:: Your instructions ::
The exercise asks for every line of the data to be reproduced exactly.

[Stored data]
+++

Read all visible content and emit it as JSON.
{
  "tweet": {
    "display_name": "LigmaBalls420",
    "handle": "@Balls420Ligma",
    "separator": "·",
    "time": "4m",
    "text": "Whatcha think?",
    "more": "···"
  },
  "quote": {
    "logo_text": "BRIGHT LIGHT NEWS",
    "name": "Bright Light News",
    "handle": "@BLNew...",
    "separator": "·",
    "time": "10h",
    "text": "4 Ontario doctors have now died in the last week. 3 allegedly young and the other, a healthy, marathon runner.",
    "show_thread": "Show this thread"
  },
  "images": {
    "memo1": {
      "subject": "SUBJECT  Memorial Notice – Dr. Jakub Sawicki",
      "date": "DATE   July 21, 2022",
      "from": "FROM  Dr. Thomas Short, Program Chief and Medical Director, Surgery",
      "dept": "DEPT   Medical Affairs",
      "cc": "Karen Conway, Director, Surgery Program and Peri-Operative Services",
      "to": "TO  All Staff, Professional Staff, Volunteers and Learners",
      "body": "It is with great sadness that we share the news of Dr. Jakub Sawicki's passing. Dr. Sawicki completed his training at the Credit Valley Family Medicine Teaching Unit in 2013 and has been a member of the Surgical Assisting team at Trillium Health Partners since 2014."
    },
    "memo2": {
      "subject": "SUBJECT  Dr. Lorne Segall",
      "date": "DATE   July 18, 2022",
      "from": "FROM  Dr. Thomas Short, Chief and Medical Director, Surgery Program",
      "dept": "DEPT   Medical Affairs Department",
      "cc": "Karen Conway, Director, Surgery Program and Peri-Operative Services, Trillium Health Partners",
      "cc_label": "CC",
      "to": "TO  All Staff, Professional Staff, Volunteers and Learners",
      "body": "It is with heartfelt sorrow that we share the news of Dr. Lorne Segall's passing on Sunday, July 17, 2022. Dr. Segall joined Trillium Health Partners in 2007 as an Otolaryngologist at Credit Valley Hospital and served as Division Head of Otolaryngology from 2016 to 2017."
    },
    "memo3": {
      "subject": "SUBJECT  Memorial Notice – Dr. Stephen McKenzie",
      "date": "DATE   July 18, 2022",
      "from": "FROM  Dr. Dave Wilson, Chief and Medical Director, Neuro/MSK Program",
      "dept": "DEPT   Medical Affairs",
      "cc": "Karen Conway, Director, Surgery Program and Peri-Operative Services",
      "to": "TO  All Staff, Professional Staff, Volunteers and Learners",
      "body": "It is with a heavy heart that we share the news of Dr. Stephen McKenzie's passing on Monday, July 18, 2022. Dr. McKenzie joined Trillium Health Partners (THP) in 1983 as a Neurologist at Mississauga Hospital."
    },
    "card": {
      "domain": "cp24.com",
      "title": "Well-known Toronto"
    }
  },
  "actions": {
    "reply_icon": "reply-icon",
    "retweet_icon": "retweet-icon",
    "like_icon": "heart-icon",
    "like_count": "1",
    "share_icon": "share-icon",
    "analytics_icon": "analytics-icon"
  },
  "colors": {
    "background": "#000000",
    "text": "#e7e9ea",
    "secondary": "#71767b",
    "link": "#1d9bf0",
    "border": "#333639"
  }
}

+++

:: Solution to the problem ::
Read all visible content and emit it as JSON.
{
  "tweet": {
    "display_name": "LigmaBalls420",
    "handle": "@Balls420Ligma",
    "separator": "·",
    "time": "4m",
    "text": "Whatcha think?",
    "more": "···"
  },
  "quote": {
    "logo_text": "BRIGHT LIGHT NEWS",
    "name": "Bright Light News",
    "handle": "@BLNew...",
    "separator": "·",
    "time": "10h",
    "text": "4 Ontario doctors have now died in the last week. 3 allegedly young and the other, a healthy, marathon runner.",
    "show_thread": "Show this thread"
  },
  "images": {
    "memo1": {
      "subject": "SUBJECT  Memorial Notice – Dr. Jakub Sawicki",
      "date": "DATE   July 21, 2022",
      "from": "FROM  Dr. Thomas Short, Program Chief and Medical Director, Surgery",
      "dept": "DEPT   Medical Affairs",
      "cc": "Karen Conway, Director, Surgery Program and Peri-Operative Services",
      "to": "TO  All Staff, Professional Staff, Volunteers and Learners",
      "body": "It is with great sadness that we share the news of Dr. Jakub Sawicki's passing. Dr. Sawicki completed his training at the Credit Valley Family Medicine Teaching Unit in 2013 and has been a member of the Surgical Assisting team at Trillium Health Partners since 2014."
    },
    "memo2": {
      "subject": "SUBJECT  Dr. Lorne Segall",
      "date": "DATE   July 18, 2022",
      "from": "FROM  Dr. Thomas Short, Chief and Medical Director, Surgery Program",
      "dept": "DEPT   Medical Affairs Department",
      "cc": "Karen Conway, Director, Surgery Program and Peri-Operative Services, Trillium Health Partners",
      "cc_label": "CC",
      "to": "TO  All Staff, Professional Staff, Volunteers and Learners",
      "body": "It is with heartfelt sorrow that we share the news of Dr. Lorne Segall's passing on Sunday, July 17, 2022. Dr. Segall joined Trillium Health Partners in 2007 as an Otolaryngologist at Credit Valley Hospital and served as Division Head of Otolaryngology from 2016 to 2017."
    },
    "memo3": {
      "subject": "SUBJECT  Memorial Notice – Dr. Stephen McKenzie",
      "date": "DATE   July 18, 2022",
      "from": "FROM  Dr. Dave Wilson, Chief and Medical Director, Neuro/MSK Program",
      "dept": "DEPT   Medical Affairs",
      "cc": "Karen Conway, Director, Surgery Program and Peri-Operative Services",
      "to": "TO  All Staff, Professional Staff, Volunteers and Learners",
      "body": "It is with a heavy heart that we share the news of Dr. Stephen McKenzie's passing on Monday, July 18, 2022. Dr. McKenzie joined Trillium Health Partners (THP) in 1983 as a Neurologist at Mississauga Hospital."
    },
    "card": {
      "domain": "cp24.com",
      "title": "Well-known Toronto"
    }
  },
  "actions": {
    "reply_icon": "reply-icon",
    "retweet_icon": "retweet-icon",
    "like_icon": "heart-icon",
    "like_count": "1",
    "share_icon": "share-icon",
    "analytics_icon": "analytics-icon"
  },
  "colors": {
    "background": "#000000",
    "text": "#e7e9ea",
    "secondary": "#71767b",
    "link": "#1d9bf0",
    "border": "#333639"
  }
}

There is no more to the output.